** Begin Given data **

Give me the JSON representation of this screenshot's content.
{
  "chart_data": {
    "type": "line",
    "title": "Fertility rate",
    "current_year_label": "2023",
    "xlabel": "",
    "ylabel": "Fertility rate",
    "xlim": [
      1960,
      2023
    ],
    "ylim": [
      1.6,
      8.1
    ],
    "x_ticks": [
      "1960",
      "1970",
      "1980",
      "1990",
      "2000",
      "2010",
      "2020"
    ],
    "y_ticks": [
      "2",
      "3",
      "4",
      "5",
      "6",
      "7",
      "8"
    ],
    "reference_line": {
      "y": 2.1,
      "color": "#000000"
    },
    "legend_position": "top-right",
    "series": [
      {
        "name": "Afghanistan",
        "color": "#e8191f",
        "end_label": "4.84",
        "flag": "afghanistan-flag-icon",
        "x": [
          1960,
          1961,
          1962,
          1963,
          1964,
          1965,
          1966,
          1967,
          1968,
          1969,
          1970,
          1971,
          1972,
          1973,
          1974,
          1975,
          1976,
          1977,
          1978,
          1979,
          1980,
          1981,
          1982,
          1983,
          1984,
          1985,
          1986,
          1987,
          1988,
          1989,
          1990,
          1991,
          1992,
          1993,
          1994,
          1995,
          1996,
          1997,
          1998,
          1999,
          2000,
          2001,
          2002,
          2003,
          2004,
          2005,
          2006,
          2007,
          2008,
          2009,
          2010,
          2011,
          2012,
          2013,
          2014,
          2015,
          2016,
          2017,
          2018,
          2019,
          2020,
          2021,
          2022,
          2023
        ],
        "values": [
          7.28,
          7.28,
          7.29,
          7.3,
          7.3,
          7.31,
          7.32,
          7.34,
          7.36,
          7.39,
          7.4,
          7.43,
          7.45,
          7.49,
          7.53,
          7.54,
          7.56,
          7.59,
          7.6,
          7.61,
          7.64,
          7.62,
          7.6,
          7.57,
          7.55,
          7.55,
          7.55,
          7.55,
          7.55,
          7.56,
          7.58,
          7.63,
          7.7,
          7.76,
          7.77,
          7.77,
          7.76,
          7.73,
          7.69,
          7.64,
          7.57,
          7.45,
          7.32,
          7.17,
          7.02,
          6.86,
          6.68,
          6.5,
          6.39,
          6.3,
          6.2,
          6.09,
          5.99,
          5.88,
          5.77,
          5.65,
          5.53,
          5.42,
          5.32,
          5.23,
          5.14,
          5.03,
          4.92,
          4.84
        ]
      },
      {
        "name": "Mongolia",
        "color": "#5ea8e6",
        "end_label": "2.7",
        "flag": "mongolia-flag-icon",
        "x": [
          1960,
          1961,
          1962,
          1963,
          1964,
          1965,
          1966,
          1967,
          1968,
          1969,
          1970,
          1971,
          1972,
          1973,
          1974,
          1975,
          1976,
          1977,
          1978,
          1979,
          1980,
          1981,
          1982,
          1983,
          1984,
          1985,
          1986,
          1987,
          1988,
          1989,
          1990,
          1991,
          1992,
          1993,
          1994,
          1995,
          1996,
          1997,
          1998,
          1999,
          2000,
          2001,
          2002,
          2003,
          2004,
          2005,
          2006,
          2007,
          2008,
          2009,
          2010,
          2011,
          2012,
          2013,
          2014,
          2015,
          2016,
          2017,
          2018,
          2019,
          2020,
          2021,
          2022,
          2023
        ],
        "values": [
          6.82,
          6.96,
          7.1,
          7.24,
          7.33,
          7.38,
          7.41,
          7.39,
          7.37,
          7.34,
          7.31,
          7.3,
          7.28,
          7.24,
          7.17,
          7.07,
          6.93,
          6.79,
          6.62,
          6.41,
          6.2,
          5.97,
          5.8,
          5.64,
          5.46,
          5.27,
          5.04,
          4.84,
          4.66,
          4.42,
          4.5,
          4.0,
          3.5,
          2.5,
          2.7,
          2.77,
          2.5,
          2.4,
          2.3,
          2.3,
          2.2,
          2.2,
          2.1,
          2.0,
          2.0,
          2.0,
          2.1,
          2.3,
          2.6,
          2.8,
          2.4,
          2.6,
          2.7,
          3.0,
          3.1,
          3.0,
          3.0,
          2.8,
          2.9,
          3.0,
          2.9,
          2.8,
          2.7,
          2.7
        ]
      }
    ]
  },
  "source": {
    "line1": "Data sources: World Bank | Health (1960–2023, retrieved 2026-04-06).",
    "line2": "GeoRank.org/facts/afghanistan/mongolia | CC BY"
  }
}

** End Given data **

§ **What the exercise asks**: Where a line holds "icon", copy it out.

§ **Written response**:
        "flag": "afghanistan-flag-icon",
        "flag": "mongolia-flag-icon",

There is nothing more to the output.